§ Your tasks:
1: Print out everything in the passage on history and Native voices from "We must remember" down to "an American is.".
2: Turn everything in the rows from the line containing "panel-frame [257, 454, 363, 526]" down to the line containing "joint-panel-α3-α6: 0.1 0.3", with both of those lines included, into a JSON list of strings, one string per line and blank lines left out.

§ Extract:
※

We must remember the past so that we can today build a nation for all people. Remember when we have been on the outside so that we welcome those who are on the outside now. Remember those nations who were here before our ancestors and who were displaced in that transition? Now for me, this is decisive. I need to hear and understand more Native Voices because those voices have been suppressed. And I have been taught so much about Christopher Columbus just from being a school child in America that his legacy will survive even if he loses his federal holiday. On the other hand, opportunities to hear those American Indian voices enrich my understanding of who I am, and what my identity as an American is.

 

I was privileged to see an exhibit of contemporary American Indian art this summer at The Field Museum in Chicago. And so for instance, there I got to hear the music of Frank Waln, a Lakota who man who combines traditional flute music and hip hop, and is one of the best known hip hop artists, American Indian hip hop artists, today. And I saw videos and examples of women passing on traditional basket weaving techniques, growing the reeds and grasses that they needed to make the baskets and then teaching new generations to make it and creating beautiful baskets out of these reeds. These are the voices that I need to hear from the past and amplify in my work. History is not something that only happens to nations and that we read about in books. History is happening all the time - happening to us in our personal lives. History collects itself in institutions, everything from a family to a textbook, to a church to a holiday. And it tends to be a loud voice that says we have always done it this way. This is the right way. This is the only way for us to know who we are and live according to our values. We need to decide which voices of the past who will honor and which we will let go. And to know this difference, to understand who we are, we need to hear all those voices of the past and trust that we'll survive the learning.

※

§ Dataset:
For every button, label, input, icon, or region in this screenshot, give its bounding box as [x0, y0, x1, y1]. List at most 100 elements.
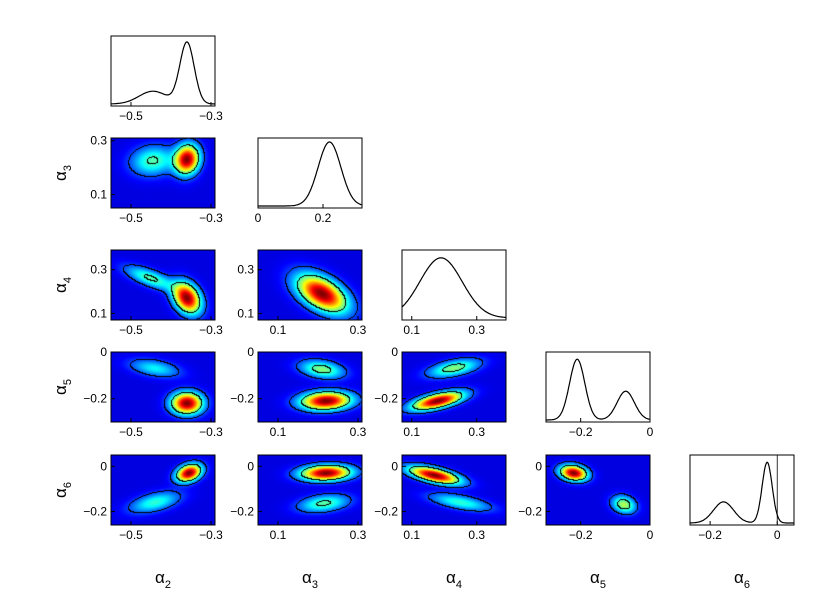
panel-frame [257, 454, 363, 526]
marginal-density-curve [690, 461, 794, 524]
joint-panel-α2-α6: −0.5 −0.3 −0.2 0 [83, 454, 223, 542]
marginal-panel-α4: 0.1 0.3 [401, 249, 507, 337]
x-tick-label: 0.1 [270, 323, 287, 337]
marginal-panel-α6: −0.2 0 [689, 454, 795, 542]
density-heatmap [258, 352, 362, 422]
density-heatmap [402, 352, 506, 422]
y-tick-label: 0 [247, 345, 254, 359]
joint-panel-α3-α6: 0.1 0.3 −0.2 0 [230, 454, 367, 542]
x-tick-label: 0.3 [350, 528, 367, 542]
x-tick-label: 0.1 [270, 528, 287, 542]
y-tick-label: 0.1 [90, 306, 107, 320]
x-tick-label: −0.2 [569, 528, 593, 542]
density-heatmap [111, 455, 215, 525]
panel-frame [110, 351, 216, 423]
marginal-panel-α2: −0.5 −0.3 [110, 35, 223, 123]
y-tick-label: 0 [100, 459, 107, 473]
panel-frame [401, 351, 507, 423]
x-tick-label: −0.2 [698, 528, 722, 542]
marginal-density-curve [401, 257, 507, 319]
x-tick-label: −0.3 [199, 109, 223, 123]
panel-frame [401, 249, 507, 321]
x-tick-label: 0.1 [403, 528, 420, 542]
axis-label-α5: α5 [51, 379, 74, 395]
y-tick-label: 0 [535, 459, 542, 473]
x-tick-label: −0.3 [199, 323, 223, 337]
axis-label-α3: α3 [302, 568, 318, 591]
x-tick-label: −0.3 [199, 425, 223, 439]
density-heatmap [402, 455, 506, 525]
panel-frame [401, 454, 507, 526]
panel-frame [689, 454, 795, 526]
panel-frame [545, 454, 651, 526]
x-tick-label: −0.5 [119, 109, 143, 123]
y-tick-label: 0.1 [237, 306, 254, 320]
joint-panel-α3-α4: 0.1 0.3 0.1 0.3 [237, 249, 367, 337]
joint-panel-α2-α5: −0.5 −0.3 −0.2 0 [83, 345, 223, 439]
density-heatmap [111, 250, 215, 320]
axis-label-α6: α6 [51, 482, 74, 498]
axis-label-α4: α4 [51, 277, 74, 293]
y-tick-label: 0.1 [90, 188, 107, 202]
axis-label-α4: α4 [446, 568, 462, 591]
x-tick-label: −0.2 [569, 425, 593, 439]
x-tick-label: −0.3 [199, 211, 223, 225]
joint-panel-α4-α6: 0.1 0.3 −0.2 0 [374, 454, 507, 542]
x-tick-label: −0.5 [119, 425, 143, 439]
y-tick-label: −0.2 [230, 504, 254, 518]
x-tick-label: 0.3 [468, 528, 485, 542]
x-tick-label: 0 [647, 528, 654, 542]
density-heatmap [111, 138, 215, 208]
joint-panel-α2-α3: −0.5 −0.3 0.1 0.3 [90, 134, 223, 225]
x-tick-label: 0.1 [270, 425, 287, 439]
y-tick-label: −0.2 [230, 392, 254, 406]
y-tick-label: 0 [100, 345, 107, 359]
panel-frame [257, 351, 363, 423]
joint-panel-α5-α6: −0.2 0 −0.2 0 [518, 454, 654, 542]
axis-label-α6: α6 [734, 568, 750, 591]
y-tick-label: −0.2 [83, 504, 107, 518]
y-tick-label: 0 [247, 459, 254, 473]
panel-frame [257, 137, 363, 209]
axis-label-α2: α2 [155, 568, 171, 591]
joint-panel-α2-α4: −0.5 −0.3 0.1 0.3 [90, 249, 223, 337]
panel-frame [110, 249, 216, 321]
density-heatmap [111, 352, 215, 422]
y-tick-label: 0 [391, 459, 398, 473]
panel-frame [110, 35, 216, 107]
marginal-density-curve [258, 141, 363, 207]
density-heatmap [258, 455, 362, 525]
panel-frame [257, 249, 363, 321]
x-tick-label: 0.3 [468, 323, 485, 337]
x-tick-label: −0.5 [119, 528, 143, 542]
x-tick-label: 0.1 [403, 425, 420, 439]
x-tick-label: 0.1 [403, 323, 420, 337]
x-tick-label: −0.3 [199, 528, 223, 542]
x-tick-label: 0 [774, 528, 781, 542]
x-tick-label: 0.3 [350, 425, 367, 439]
joint-panel-α3-α5: 0.1 0.3 −0.2 0 [230, 345, 366, 439]
y-tick-label: 0 [391, 345, 398, 359]
axis-label-α3: α3 [51, 165, 74, 181]
density-heatmap [546, 455, 650, 525]
y-tick-label: −0.2 [83, 392, 107, 406]
axis-label-α5: α5 [590, 568, 606, 591]
x-tick-label: −0.5 [119, 211, 143, 225]
marginal-density-curve [546, 358, 651, 421]
y-tick-label: −0.2 [518, 504, 542, 518]
y-tick-label: 0.3 [237, 263, 254, 277]
marginal-density-curve [110, 41, 216, 105]
panel-frame [110, 454, 216, 526]
y-tick-label: 0.3 [90, 263, 107, 277]
joint-panel-α4-α5: 0.1 0.3 −0.2 0 [374, 345, 507, 439]
x-tick-label: −0.5 [119, 323, 143, 337]
panel-frame [110, 137, 216, 209]
x-tick-label: 0.3 [350, 323, 367, 337]
x-tick-label: 0 [647, 425, 654, 439]
x-tick-label: 0.3 [468, 425, 485, 439]
marginal-panel-α3: 0 0.2 [255, 137, 363, 225]
y-tick-label: −0.2 [374, 392, 398, 406]
y-tick-label: −0.2 [374, 504, 398, 518]
x-tick-label: 0.2 [315, 211, 332, 225]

※

§ Exercise answers:
1:
We must remember the past so that we can today build a nation for all people. Remember when we have been on the outside so that we welcome those who are on the outside now. Remember those nations who were here before our ancestors and who were displaced in that transition? Now for me, this is decisive. I need to hear and understand more Native Voices because those voices have been suppressed. And I have been taught so much about Christopher Columbus just from being a school child in America that his legacy will survive even if he loses his federal holiday. On the other hand, opportunities to hear those American Indian voices enrich my understanding of who I am, and what my identity as an American is.

2:
[
  "panel-frame [257, 454, 363, 526]",
  "marginal-density-curve [690, 461, 794, 524]",
  "joint-panel-α2-α6: −0.5 −0.3 −0.2 0 [83, 454, 223, 542]",
  "marginal-panel-α4: 0.1 0.3 [401, 249, 507, 337]",
  "x-tick-label: 0.1 [270, 323, 287, 337]",
  "marginal-panel-α6: −0.2 0 [689, 454, 795, 542]",
  "density-heatmap [258, 352, 362, 422]",
  "density-heatmap [402, 352, 506, 422]",
  "y-tick-label: 0 [247, 345, 254, 359]",
  "joint-panel-α3-α6: 0.1 0.3 −0.2 0 [230, 454, 367, 542]"
]